── Input data ──

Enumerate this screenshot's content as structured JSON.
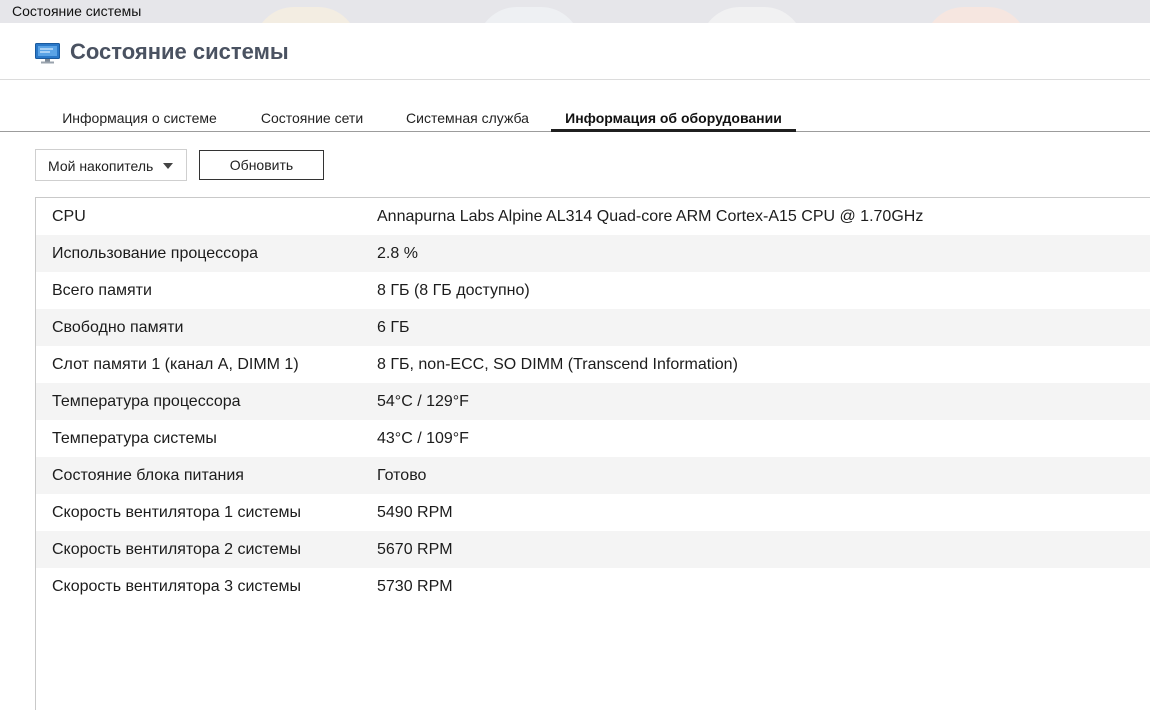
{
  "window": {
    "title": "Состояние системы"
  },
  "header": {
    "title": "Состояние системы",
    "icon": "monitor-icon"
  },
  "tabs": [
    {
      "label": "Информация о системе",
      "active": false
    },
    {
      "label": "Состояние сети",
      "active": false
    },
    {
      "label": "Системная служба",
      "active": false
    },
    {
      "label": "Информация об оборудовании",
      "active": true
    }
  ],
  "toolbar": {
    "device_selected": "Мой накопитель",
    "refresh_label": "Обновить"
  },
  "hardware": [
    {
      "key": "CPU",
      "value": "Annapurna Labs Alpine AL314 Quad-core ARM Cortex-A15 CPU @ 1.70GHz"
    },
    {
      "key": "Использование процессора",
      "value": "2.8 %"
    },
    {
      "key": "Всего памяти",
      "value": "8 ГБ (8 ГБ доступно)"
    },
    {
      "key": "Свободно памяти",
      "value": "6 ГБ"
    },
    {
      "key": "Слот памяти 1 (канал A, DIMM 1)",
      "value": "8 ГБ, non-ECC, SO DIMM (Transcend Information)"
    },
    {
      "key": "Температура процессора",
      "value": "54°C / 129°F"
    },
    {
      "key": "Температура системы",
      "value": "43°C / 109°F"
    },
    {
      "key": "Состояние блока питания",
      "value": "Готово"
    },
    {
      "key": "Скорость вентилятора 1 системы",
      "value": "5490 RPM"
    },
    {
      "key": "Скорость вентилятора 2 системы",
      "value": "5670 RPM"
    },
    {
      "key": "Скорость вентилятора 3 системы",
      "value": "5730 RPM"
    }
  ],
  "colors": {
    "accent": "#1f1f1f",
    "title": "#4a5261",
    "row_alt": "#f4f4f4",
    "icon_blue": "#2a78c8"
  }
}
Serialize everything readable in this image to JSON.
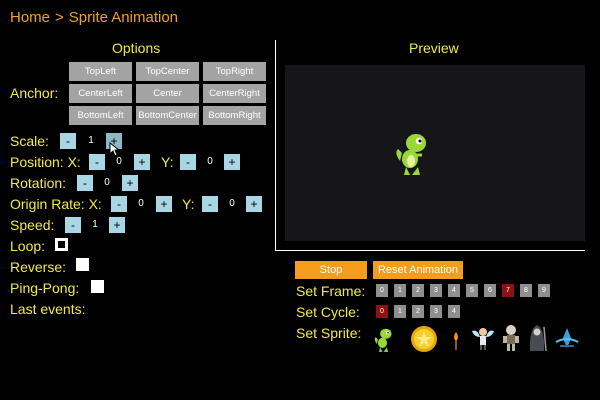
{
  "breadcrumb": {
    "home": "Home",
    "separator": ">",
    "current": "Sprite Animation"
  },
  "options": {
    "title": "Options",
    "anchor": {
      "label": "Anchor:",
      "buttons": [
        "TopLeft",
        "TopCenter",
        "TopRight",
        "CenterLeft",
        "Center",
        "CenterRight",
        "BottomLeft",
        "BottomCenter",
        "BottomRight"
      ]
    },
    "scale": {
      "label": "Scale:",
      "minus": "-",
      "value": "1",
      "plus": "+"
    },
    "position": {
      "label": "Position: X:",
      "x_value": "0",
      "y_label": "Y:",
      "y_value": "0",
      "minus": "-",
      "plus": "+"
    },
    "rotation": {
      "label": "Rotation:",
      "value": "0",
      "minus": "-",
      "plus": "+"
    },
    "origin_rate": {
      "label": "Origin Rate: X:",
      "x_value": "0",
      "y_label": "Y:",
      "y_value": "0",
      "minus": "-",
      "plus": "+"
    },
    "speed": {
      "label": "Speed:",
      "value": "1",
      "minus": "-",
      "plus": "+"
    },
    "loop": {
      "label": "Loop:",
      "checked": true
    },
    "reverse": {
      "label": "Reverse:",
      "checked": false
    },
    "ping_pong": {
      "label": "Ping-Pong:",
      "checked": false
    },
    "last_events": {
      "label": "Last events:"
    }
  },
  "preview": {
    "title": "Preview"
  },
  "controls": {
    "stop": "Stop",
    "reset": "Reset Animation",
    "set_frame": {
      "label": "Set Frame:",
      "values": [
        "0",
        "1",
        "2",
        "3",
        "4",
        "5",
        "6",
        "7",
        "8",
        "9"
      ],
      "selected": "7"
    },
    "set_cycle": {
      "label": "Set Cycle:",
      "values": [
        "0",
        "1",
        "2",
        "3",
        "4"
      ],
      "selected": "0"
    },
    "set_sprite": {
      "label": "Set Sprite:",
      "sprites": [
        "dino-sprite-icon",
        "gold-coin-sprite-icon",
        "torch-sprite-icon",
        "winged-angel-sprite-icon",
        "skeleton-warrior-sprite-icon",
        "dark-reaper-sprite-icon",
        "blue-crystal-sprite-icon"
      ]
    }
  },
  "colors": {
    "accent": "#f5e94a",
    "breadcrumb": "#f0a224",
    "button_orange": "#f59c1a",
    "selected_red": "#8b1313"
  }
}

───

● **Task goal**
Copy out every line from the material above in which the word "системы" appears.

● **Response to the exercise**
    "title": "Состояние системы"
    "title": "Состояние системы",
      "key": "Температура системы",
      "key": "Скорость вентилятора 1 системы",
      "key": "Скорость вентилятора 2 системы",
      "key": "Скорость вентилятора 3 системы",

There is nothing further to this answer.